◆ Tasks to complete:
**A)** In the East-West Pipeline passage, what total daily capacity did the pipeline reach by March 11?
**B)** Please resume the East-West Pipeline passage, picking up after its final sentence.

◆ Document excerpt:
NASA MODIS satellite image of the Arabian Peninsula showing the Red Sea on the west and the Persian Gulf on the east — the 1,201-kilometre East-West Pipeline corridor crosses from Abqaiq in the Eastern Province to Yanbu on the Red Sea coast. NASA Terra satellite, public domain.
The Arabian Peninsula as seen by NASA’s Terra satellite: the Red Sea runs along the western edge (left), the Persian Gulf along the eastern edge (upper right). Saudi Arabia’s East-West Pipeline — 1,201 kilometres from Abqaiq to Yanbu — traverses this desert interior, and by March 11, 2026 had been converted to full crude capacity at 7 million barrels per day in less than two weeks. Photo: NASA Terra MODIS / Public domain

The Pipeline That 1981 Built

The East-West Pipeline was commissioned during the Iran-Iraq War, when the previous generation of Saudi planners confronted the same vulnerability MBS faces now: a hostile Iran with the capability to close a chokepoint. The pipeline — 1,201 kilometers from Abqaiq in the Eastern Province to Yanbu on the Red Sea — was built as insurance against a scenario that everyone assumed would remain theoretical. The scenario arrived on February 28, 2026.

By March 11, Saudi Aramco had converted the accompanying NGL pipelines to carry crude, bringing total East-West capacity to 7 million barrels per day — a conversion that Fortune reported took less than two weeks. Yanbu crude exports surged to 4.0 to 4.3 million bpd by March — more than triple pre-war levels — with supertankers backing up at terminals along the Red Sea coast. The pipeline activated exactly as designed, validating a 45-year-old investment thesis in the span of 11 days.

◆ Record excerpts:

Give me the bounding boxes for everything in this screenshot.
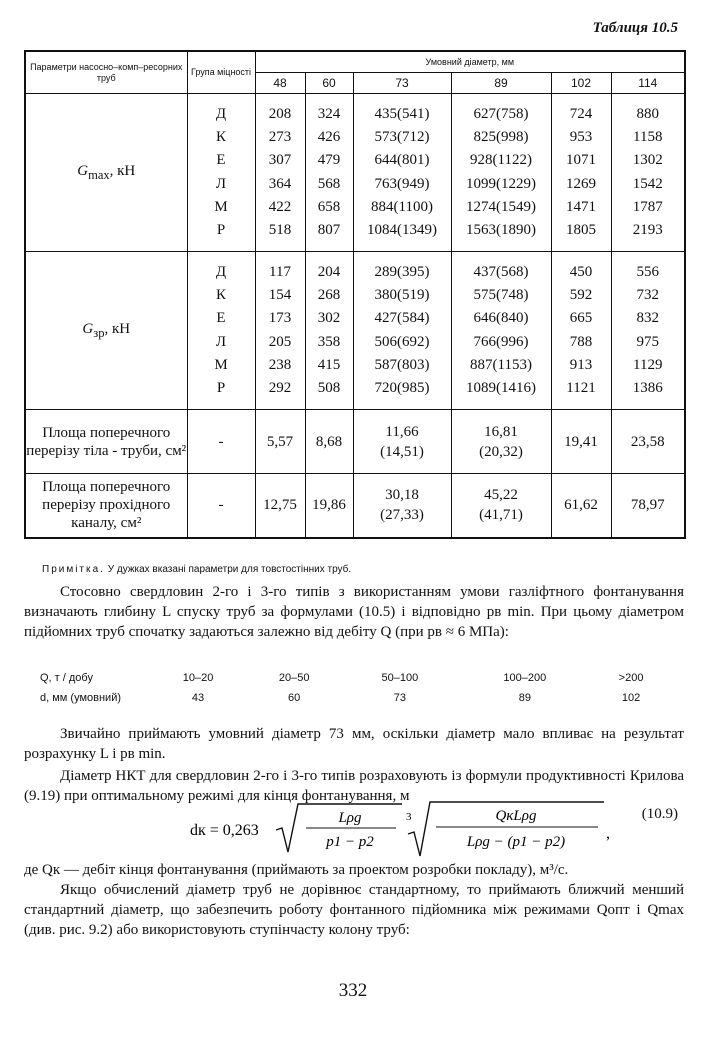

---

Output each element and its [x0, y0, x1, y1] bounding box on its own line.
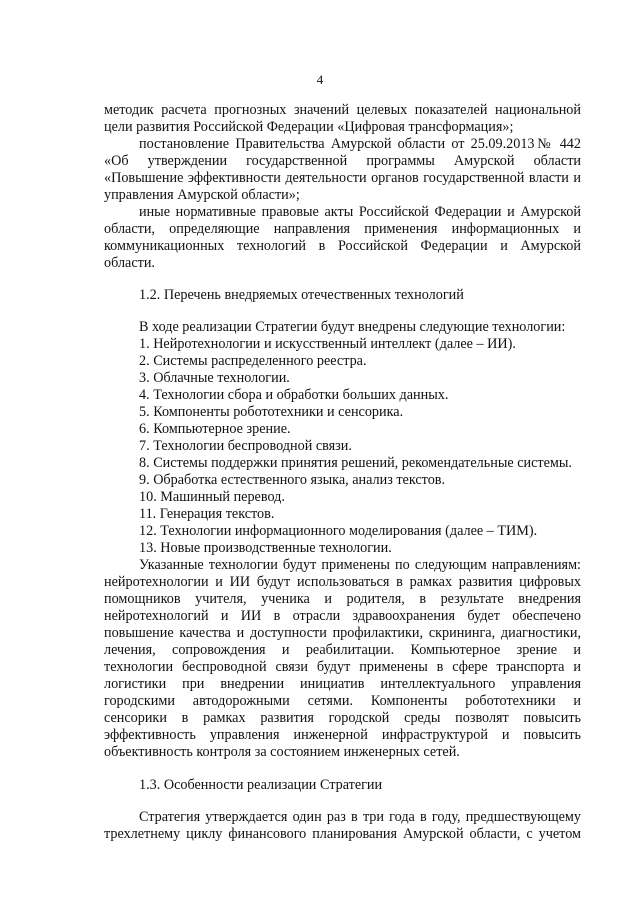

...

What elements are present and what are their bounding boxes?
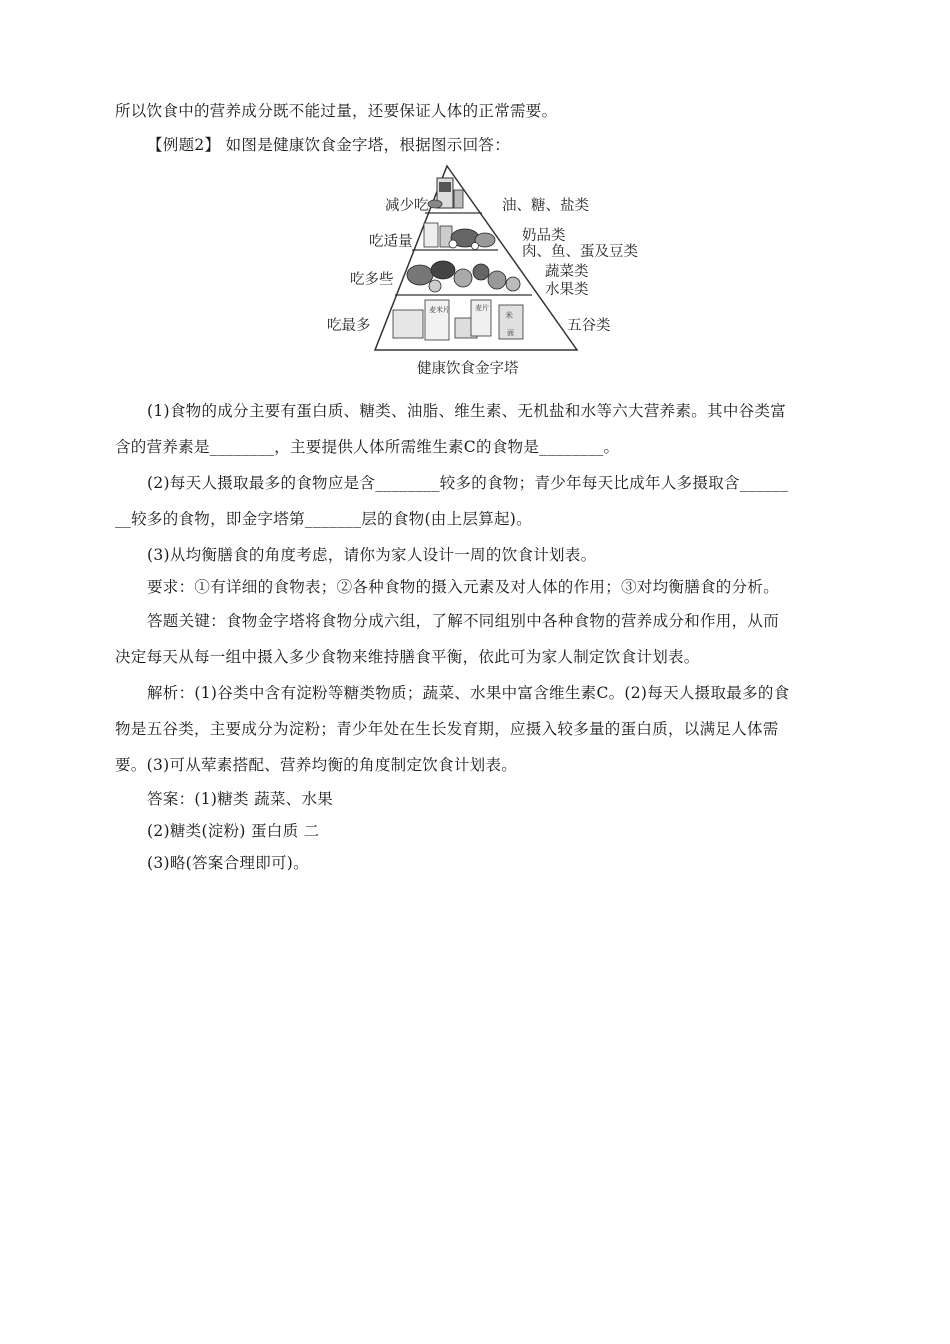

◆ Answer list:
**A)** 7 million barrels per day

**B)**
Iran understood exactly what the pipeline represented for Saudi survivability. In April 2026, IRGC forces struck the East-West Pipeline itself, cutting throughput by roughly 700,000 bpd — a targeted attack on the infrastructure Saudi Arabia depends on to bypass Hormuz. Saudi Arabia declared it back to full capacity within six days, by April 12, but the attack established a precedent: the infrastructure that bypasses Hormuz is itself a target, and Iran will treat it as one.

Engineering News-Record captured the question that wartime validation opens for post-war planning: “The question energy infrastructure planners will face when this crisis resolves is whether the original bet can still be defended or whether the engineering calculus around Hormuz bypass capacity needs to be fundamentally reconsidered.” The answer is already being written in concrete and steel along the Red Sea coast. But the pipeline’s performance also exposed the system’s binding constraint — the pipeline can push 7 million barrels per day to the coast, and the coast cannot load 7 million barrels per day onto ships.

Why Can’t Yanbu Replace Hormuz?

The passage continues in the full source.